* [Request] Transcribe the records below exactly.

---

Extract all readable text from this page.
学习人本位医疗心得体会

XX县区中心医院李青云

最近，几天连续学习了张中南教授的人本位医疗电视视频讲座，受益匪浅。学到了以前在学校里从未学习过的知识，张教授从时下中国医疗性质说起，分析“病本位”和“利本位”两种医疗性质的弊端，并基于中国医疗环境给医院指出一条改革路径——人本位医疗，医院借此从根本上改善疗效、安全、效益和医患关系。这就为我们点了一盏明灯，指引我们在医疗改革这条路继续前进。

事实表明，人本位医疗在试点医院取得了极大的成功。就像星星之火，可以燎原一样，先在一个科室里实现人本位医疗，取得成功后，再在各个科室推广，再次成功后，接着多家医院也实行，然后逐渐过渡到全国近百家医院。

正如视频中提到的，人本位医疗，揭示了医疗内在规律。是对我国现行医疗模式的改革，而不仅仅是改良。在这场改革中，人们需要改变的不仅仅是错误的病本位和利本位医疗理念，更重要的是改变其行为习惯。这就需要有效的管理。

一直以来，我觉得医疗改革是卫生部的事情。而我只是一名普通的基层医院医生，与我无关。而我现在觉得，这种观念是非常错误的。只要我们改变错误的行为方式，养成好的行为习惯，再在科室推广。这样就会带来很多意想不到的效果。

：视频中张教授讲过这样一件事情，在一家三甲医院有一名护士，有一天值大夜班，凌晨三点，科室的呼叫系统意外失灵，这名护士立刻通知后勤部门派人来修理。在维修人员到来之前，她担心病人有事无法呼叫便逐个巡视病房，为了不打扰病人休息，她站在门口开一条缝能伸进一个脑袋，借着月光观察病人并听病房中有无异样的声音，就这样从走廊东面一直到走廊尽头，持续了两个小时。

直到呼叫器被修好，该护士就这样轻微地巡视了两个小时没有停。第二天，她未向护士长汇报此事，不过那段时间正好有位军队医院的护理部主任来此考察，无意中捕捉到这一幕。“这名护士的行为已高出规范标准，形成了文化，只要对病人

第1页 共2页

---

* [Worked solution]
Extract all readable text from this page.
学习人本位医疗心得体会

XX县区中心医院李青云

最近，几天连续学习了张中南教授的人本位医疗电视视频讲座，受益匪浅。学到了以前在学校里从未学习过的知识，张教授从时下中国医疗性质说起，分析“病本位”和“利本位”两种医疗性质的弊端，并基于中国医疗环境给医院指出一条改革路径——人本位医疗，医院借此从根本上改善疗效、安全、效益和医患关系。这就为我们点了一盏明灯，指引我们在医疗改革这条路继续前进。

事实表明，人本位医疗在试点医院取得了极大的成功。就像星星之火，可以燎原一样，先在一个科室里实现人本位医疗，取得成功后，再在各个科室推广，再次成功后，接着多家医院也实行，然后逐渐过渡到全国近百家医院。

正如视频中提到的，人本位医疗，揭示了医疗内在规律。是对我国现行医疗模式的改革，而不仅仅是改良。在这场改革中，人们需要改变的不仅仅是错误的病本位和利本位医疗理念，更重要的是改变其行为习惯。这就需要有效的管理。

一直以来，我觉得医疗改革是卫生部的事情。而我只是一名普通的基层医院医生，与我无关。而我现在觉得，这种观念是非常错误的。只要我们改变错误的行为方式，养成好的行为习惯，再在科室推广。这样就会带来很多意想不到的效果。

：视频中张教授讲过这样一件事情，在一家三甲医院有一名护士，有一天值大夜班，凌晨三点，科室的呼叫系统意外失灵，这名护士立刻通知后勤部门派人来修理。在维修人员到来之前，她担心病人有事无法呼叫便逐个巡视病房，为了不打扰病人休息，她站在门口开一条缝能伸进一个脑袋，借着月光观察病人并听病房中有无异样的声音，就这样从走廊东面一直到走廊尽头，持续了两个小时。

直到呼叫器被修好，该护士就这样轻微地巡视了两个小时没有停。第二天，她未向护士长汇报此事，不过那段时间正好有位军队医院的护理部主任来此考察，无意中捕捉到这一幕。“这名护士的行为已高出规范标准，形成了文化，只要对病人

第1页 共2页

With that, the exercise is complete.